List all lines of the data that include the string "Home".

━━━━━ RECORD EXCERPTS ━━━━━

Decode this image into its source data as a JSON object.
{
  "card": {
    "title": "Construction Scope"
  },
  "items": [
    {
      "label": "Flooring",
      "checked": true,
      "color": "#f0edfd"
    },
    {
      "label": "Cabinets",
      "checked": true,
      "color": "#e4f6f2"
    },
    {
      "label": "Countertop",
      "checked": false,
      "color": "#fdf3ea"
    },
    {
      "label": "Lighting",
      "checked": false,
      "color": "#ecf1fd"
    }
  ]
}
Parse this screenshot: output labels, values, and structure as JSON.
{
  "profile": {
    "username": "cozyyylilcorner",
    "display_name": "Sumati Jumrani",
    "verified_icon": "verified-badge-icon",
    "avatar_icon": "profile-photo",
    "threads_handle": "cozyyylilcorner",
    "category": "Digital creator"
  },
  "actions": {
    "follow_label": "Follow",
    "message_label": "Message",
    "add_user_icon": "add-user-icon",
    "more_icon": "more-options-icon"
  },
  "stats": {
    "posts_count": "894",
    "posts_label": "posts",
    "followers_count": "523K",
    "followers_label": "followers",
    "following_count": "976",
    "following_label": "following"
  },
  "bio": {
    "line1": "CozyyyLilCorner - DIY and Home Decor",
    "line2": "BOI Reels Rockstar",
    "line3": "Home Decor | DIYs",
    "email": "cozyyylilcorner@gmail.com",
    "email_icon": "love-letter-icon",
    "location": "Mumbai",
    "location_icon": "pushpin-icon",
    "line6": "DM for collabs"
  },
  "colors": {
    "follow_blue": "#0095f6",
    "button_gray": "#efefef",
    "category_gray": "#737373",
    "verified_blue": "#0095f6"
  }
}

━━━━━

**EXERCISE SOLUTION:**
    "line1": "CozyyyLilCorner - DIY and Home Decor",
    "line3": "Home Decor | DIYs",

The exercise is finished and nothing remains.